■ **PROBLEM TO WORK ON**
Reproduce every line in the listing that contains the word "name".

BEGIN EXCERPTED RECORDS

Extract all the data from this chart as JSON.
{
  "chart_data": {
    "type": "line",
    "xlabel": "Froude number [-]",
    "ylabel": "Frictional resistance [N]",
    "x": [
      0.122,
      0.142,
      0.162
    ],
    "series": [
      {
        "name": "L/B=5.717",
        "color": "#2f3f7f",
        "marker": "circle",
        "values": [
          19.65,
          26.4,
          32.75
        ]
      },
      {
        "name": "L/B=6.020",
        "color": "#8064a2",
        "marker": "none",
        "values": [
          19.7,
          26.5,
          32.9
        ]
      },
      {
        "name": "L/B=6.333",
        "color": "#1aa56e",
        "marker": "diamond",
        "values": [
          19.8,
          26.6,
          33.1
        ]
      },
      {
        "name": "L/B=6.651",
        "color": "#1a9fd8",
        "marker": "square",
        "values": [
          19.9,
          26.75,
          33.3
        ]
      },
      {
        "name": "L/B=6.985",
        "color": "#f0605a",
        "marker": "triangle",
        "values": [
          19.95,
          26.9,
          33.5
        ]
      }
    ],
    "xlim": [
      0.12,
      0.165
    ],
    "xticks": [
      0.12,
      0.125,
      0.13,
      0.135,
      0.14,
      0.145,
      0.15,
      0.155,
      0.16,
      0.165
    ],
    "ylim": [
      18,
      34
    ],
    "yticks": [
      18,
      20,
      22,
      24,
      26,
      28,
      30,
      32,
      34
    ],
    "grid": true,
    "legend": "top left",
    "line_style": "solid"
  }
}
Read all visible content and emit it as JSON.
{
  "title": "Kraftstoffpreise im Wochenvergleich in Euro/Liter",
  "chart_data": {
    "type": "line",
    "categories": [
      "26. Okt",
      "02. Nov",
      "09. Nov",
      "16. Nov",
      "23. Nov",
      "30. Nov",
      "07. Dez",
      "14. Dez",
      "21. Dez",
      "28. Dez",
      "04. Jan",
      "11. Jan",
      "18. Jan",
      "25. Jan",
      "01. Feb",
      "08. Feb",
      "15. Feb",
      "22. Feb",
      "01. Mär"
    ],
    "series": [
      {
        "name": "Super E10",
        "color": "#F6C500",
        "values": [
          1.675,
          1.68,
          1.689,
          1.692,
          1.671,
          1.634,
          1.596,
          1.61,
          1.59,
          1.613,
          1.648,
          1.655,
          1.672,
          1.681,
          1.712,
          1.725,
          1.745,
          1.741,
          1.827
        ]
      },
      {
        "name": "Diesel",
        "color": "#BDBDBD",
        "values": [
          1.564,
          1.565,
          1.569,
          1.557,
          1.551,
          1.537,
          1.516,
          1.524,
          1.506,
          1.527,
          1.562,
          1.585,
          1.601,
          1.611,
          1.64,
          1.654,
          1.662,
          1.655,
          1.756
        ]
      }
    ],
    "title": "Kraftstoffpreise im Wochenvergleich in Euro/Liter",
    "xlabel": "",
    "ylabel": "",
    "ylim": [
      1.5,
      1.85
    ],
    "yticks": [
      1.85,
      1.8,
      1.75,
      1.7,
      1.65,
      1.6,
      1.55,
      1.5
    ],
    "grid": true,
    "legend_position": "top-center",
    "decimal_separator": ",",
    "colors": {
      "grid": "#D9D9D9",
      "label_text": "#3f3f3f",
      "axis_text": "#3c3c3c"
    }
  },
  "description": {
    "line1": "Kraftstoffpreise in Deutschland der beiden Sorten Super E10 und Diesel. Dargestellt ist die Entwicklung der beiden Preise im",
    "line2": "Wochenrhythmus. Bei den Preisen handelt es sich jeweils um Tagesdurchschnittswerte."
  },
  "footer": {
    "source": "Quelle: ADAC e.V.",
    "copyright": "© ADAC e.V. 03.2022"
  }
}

END EXCERPTED RECORDS

■ **FULL OUTPUT**
        "name": "L/B=5.717",
        "name": "L/B=6.020",
        "name": "L/B=6.333",
        "name": "L/B=6.651",
        "name": "L/B=6.985",
        "name": "Super E10",
        "name": "Diesel",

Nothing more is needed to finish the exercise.